··· Raw data

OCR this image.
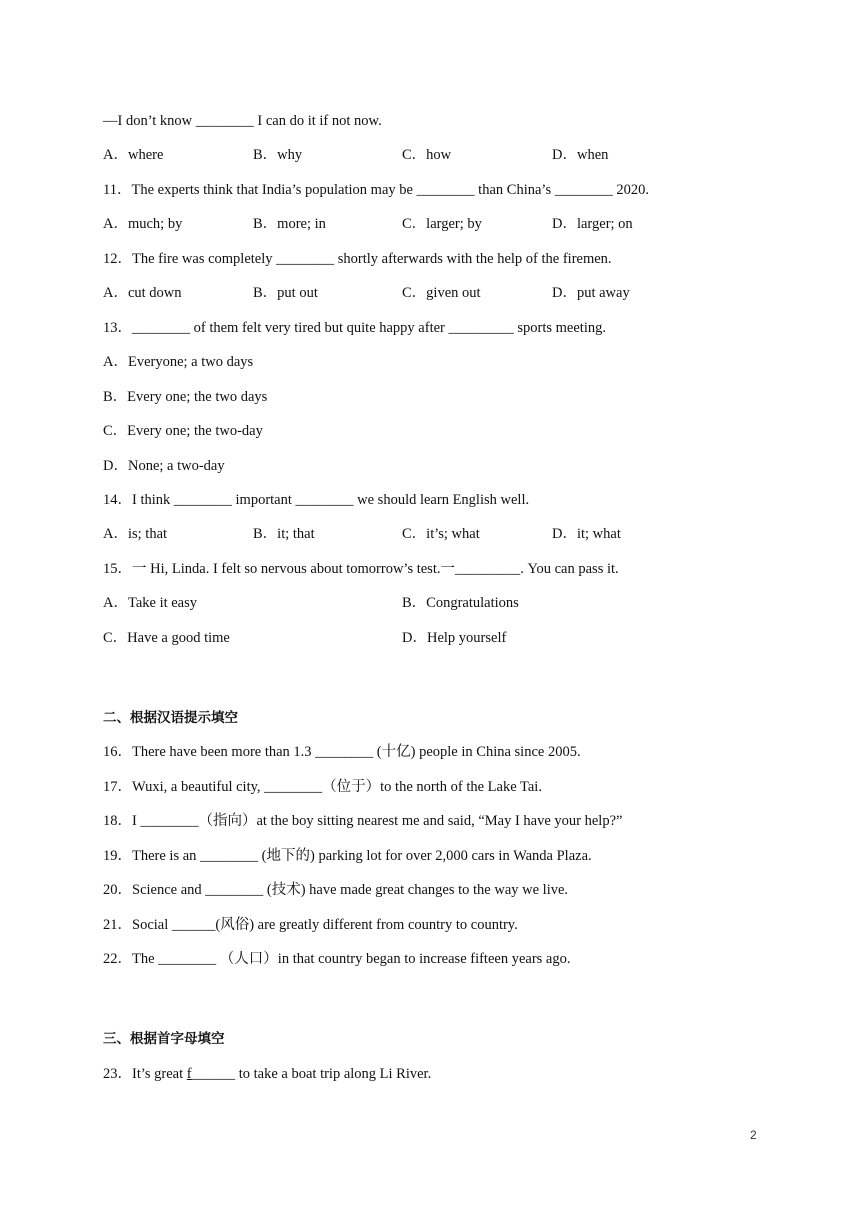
—I don’t know ________ I can do it if not now.
A．where	B．why	C．how	D．when
11．The experts think that India’s population may be ________ than China’s ________ 2020.
A．much; by	B．more; in	C．larger; by	D．larger; on
12．The fire was completely ________ shortly afterwards with the help of the firemen.
A．cut down	B．put out	C．given out	D．put away
13．________ of them felt very tired but quite happy after _________ sports meeting.
A．Everyone; a two days
B．Every one; the two days
C．Every one; the two-day
D．None; a two-day
14．I think ________ important ________ we should learn English well.
A．is; that	B．it; that	C．it’s; what	D．it; what
15．一 Hi, Linda. I felt so nervous about tomorrow’s test.一_________. You can pass it.
A．Take it easy	B．Congratulations
C．Have a good time	D．Help yourself
二、根据汉语提示填空
16．There have been more than 1.3 ________ (十亿) people in China since 2005.
17．Wuxi, a beautiful city, ________（位于）to the north of the Lake Tai.
18．I ________（指向）at the boy sitting nearest me and said, “May I have your help?”
19．There is an ________ (地下的) parking lot for over 2,000 cars in Wanda Plaza.
20．Science and ________ (技术) have made great changes to the way we live.
21．Social ______(风俗) are greatly different from country to country.
22．The ________ （人口）in that country began to increase fifteen years ago.
三、根据首字母填空
23．It’s great f______ to take a boat trip along Li River.
2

······

* **Objective**
Give the entries again without a single change, but with no pictures.

* **Output of the task**
OCR this image.
—I don’t know ________ I can do it if not now.
A．where	B．why	C．how	D．when
11．The experts think that India’s population may be ________ than China’s ________ 2020.
A．much; by	B．more; in	C．larger; by	D．larger; on
12．The fire was completely ________ shortly afterwards with the help of the firemen.
A．cut down	B．put out	C．given out	D．put away
13．________ of them felt very tired but quite happy after _________ sports meeting.
A．Everyone; a two days
B．Every one; the two days
C．Every one; the two-day
D．None; a two-day
14．I think ________ important ________ we should learn English well.
A．is; that	B．it; that	C．it’s; what	D．it; what
15．一 Hi, Linda. I felt so nervous about tomorrow’s test.一_________. You can pass it.
A．Take it easy	B．Congratulations
C．Have a good time	D．Help yourself
二、根据汉语提示填空
16．There have been more than 1.3 ________ (十亿) people in China since 2005.
17．Wuxi, a beautiful city, ________（位于）to the north of the Lake Tai.
18．I ________（指向）at the boy sitting nearest me and said, “May I have your help?”
19．There is an ________ (地下的) parking lot for over 2,000 cars in Wanda Plaza.
20．Science and ________ (技术) have made great changes to the way we live.
21．Social ______(风俗) are greatly different from country to country.
22．The ________ （人口）in that country began to increase fifteen years ago.
三、根据首字母填空
23．It’s great f______ to take a boat trip along Li River.
2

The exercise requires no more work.